» Direction:
Find the string "letter" in the listing and report every line that has it.
--- BEGIN Data for this exercise ---
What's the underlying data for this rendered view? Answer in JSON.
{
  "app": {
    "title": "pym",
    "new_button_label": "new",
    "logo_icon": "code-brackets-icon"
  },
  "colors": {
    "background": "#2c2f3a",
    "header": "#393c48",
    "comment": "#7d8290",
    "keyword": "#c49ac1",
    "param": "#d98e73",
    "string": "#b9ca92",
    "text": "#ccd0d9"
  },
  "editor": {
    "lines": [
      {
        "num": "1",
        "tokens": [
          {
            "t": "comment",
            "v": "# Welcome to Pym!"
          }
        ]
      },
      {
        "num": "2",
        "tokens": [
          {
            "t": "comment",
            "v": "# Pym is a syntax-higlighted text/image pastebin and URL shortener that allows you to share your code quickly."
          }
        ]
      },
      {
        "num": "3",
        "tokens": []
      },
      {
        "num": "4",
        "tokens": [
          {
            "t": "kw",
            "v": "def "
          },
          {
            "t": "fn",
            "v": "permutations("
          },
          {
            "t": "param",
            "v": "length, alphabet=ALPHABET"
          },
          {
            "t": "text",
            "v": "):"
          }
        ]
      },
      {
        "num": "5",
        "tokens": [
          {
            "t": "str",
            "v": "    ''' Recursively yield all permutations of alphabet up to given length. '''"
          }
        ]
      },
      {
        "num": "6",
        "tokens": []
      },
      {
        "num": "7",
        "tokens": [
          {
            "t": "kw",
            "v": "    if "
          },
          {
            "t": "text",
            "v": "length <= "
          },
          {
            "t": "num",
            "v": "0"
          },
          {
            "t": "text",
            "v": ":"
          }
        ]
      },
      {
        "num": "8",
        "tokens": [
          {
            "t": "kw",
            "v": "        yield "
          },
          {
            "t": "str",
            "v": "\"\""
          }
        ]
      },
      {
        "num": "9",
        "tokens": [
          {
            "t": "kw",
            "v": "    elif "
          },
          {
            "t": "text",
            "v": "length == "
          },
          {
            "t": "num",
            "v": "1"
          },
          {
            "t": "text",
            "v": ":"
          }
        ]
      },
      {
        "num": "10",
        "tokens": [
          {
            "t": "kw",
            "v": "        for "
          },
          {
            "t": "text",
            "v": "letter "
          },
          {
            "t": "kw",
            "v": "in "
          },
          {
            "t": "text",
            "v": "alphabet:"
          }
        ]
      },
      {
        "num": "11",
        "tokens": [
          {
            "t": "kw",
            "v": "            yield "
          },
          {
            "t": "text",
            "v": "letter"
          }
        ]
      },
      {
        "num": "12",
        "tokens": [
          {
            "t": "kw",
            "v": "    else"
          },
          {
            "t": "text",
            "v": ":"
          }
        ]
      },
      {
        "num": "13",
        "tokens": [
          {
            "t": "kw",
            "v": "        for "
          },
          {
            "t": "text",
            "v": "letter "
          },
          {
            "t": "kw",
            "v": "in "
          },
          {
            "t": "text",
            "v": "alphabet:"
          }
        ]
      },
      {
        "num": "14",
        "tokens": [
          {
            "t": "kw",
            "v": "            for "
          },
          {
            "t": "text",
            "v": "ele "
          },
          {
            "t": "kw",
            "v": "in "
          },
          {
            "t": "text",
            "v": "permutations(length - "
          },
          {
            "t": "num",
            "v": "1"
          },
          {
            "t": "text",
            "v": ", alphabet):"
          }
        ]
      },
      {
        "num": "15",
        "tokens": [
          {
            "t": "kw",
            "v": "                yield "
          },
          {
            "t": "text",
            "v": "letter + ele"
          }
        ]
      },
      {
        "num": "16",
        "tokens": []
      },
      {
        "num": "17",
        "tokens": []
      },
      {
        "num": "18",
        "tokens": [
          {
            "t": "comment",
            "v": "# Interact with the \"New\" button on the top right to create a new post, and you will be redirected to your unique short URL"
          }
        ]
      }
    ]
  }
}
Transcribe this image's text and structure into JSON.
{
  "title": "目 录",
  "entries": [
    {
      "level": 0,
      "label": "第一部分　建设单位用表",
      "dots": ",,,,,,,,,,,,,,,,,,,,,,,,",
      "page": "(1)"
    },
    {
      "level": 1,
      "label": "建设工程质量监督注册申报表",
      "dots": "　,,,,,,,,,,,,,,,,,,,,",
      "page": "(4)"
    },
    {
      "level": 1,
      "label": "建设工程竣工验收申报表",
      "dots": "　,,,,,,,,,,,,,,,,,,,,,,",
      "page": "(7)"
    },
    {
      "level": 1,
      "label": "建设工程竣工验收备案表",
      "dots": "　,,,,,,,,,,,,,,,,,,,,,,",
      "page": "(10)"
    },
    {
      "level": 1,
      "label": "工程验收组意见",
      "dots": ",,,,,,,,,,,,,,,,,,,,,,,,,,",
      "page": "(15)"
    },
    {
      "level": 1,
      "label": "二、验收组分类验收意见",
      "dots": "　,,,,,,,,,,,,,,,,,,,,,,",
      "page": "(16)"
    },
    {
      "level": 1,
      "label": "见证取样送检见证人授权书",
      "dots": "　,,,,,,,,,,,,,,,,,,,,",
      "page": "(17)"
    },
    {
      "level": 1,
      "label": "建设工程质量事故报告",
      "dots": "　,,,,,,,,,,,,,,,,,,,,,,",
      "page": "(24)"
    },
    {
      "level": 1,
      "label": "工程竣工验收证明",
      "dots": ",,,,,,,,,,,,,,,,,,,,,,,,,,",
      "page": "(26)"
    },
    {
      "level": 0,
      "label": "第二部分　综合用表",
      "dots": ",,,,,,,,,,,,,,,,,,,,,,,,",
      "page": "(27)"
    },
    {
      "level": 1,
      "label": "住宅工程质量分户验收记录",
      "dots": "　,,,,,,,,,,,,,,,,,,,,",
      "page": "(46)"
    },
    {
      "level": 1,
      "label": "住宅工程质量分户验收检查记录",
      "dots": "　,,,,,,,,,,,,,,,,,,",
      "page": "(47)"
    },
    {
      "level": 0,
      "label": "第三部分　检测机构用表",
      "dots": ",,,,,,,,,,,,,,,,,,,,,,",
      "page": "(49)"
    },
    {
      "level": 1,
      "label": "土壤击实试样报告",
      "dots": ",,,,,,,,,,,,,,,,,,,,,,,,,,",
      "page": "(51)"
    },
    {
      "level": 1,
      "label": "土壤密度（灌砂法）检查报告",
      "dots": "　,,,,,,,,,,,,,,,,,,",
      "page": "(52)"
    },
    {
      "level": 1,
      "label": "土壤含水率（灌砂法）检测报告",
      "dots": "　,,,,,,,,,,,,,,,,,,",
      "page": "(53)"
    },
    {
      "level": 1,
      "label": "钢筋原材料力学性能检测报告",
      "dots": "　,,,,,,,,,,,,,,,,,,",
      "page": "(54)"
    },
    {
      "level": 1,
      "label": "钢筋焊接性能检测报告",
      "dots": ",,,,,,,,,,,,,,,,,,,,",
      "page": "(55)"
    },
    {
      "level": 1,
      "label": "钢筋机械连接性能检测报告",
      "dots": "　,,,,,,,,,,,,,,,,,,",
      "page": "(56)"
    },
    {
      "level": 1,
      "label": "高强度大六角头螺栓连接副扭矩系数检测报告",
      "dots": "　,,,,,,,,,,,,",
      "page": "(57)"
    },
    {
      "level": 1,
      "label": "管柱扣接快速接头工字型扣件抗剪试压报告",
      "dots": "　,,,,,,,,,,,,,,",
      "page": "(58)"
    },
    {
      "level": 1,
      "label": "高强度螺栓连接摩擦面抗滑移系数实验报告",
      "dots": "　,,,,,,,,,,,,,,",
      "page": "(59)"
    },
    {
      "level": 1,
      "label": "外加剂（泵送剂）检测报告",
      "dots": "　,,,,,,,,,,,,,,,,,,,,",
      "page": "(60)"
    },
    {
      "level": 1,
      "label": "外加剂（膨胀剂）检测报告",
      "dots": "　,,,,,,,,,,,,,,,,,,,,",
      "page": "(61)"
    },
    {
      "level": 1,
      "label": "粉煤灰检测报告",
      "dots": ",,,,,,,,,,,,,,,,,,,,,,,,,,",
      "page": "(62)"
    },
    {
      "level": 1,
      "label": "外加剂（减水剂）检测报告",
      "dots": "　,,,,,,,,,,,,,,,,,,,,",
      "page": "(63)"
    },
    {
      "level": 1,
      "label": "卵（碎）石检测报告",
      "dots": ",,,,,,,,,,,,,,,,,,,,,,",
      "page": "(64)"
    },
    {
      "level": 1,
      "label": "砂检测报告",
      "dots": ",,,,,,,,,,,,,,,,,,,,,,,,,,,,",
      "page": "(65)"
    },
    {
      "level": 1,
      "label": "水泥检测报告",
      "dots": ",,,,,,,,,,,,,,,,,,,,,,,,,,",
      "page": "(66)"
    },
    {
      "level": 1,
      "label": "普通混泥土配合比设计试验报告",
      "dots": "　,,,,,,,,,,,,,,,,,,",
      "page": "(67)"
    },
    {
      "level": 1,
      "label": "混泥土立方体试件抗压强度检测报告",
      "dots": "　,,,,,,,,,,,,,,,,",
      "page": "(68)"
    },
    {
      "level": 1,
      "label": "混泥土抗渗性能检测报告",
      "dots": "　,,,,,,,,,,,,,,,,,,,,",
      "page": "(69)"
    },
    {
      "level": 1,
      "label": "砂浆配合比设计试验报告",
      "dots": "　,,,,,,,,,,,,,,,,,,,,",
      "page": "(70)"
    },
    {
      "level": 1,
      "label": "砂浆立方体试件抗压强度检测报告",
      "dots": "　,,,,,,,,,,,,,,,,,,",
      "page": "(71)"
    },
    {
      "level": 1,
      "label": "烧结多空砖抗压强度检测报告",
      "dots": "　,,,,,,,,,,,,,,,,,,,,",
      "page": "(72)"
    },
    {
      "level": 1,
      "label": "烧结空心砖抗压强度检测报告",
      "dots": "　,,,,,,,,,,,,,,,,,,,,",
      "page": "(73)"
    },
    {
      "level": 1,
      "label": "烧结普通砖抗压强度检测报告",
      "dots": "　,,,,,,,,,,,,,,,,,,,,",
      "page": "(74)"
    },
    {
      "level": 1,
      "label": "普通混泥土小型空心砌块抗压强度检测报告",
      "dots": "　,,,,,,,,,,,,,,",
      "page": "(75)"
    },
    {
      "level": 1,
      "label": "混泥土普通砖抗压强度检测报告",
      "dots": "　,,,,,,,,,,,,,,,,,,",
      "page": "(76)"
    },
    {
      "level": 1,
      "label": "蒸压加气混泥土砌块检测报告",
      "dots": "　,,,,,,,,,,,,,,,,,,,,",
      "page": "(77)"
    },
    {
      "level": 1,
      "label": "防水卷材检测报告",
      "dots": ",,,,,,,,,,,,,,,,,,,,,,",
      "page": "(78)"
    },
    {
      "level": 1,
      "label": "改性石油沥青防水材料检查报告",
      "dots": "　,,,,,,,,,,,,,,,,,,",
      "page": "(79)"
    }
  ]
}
--- END Data for this exercise ---
» Problem solution:
            "v": "letter "
            "v": "letter"
            "v": "letter "
            "v": "letter + ele"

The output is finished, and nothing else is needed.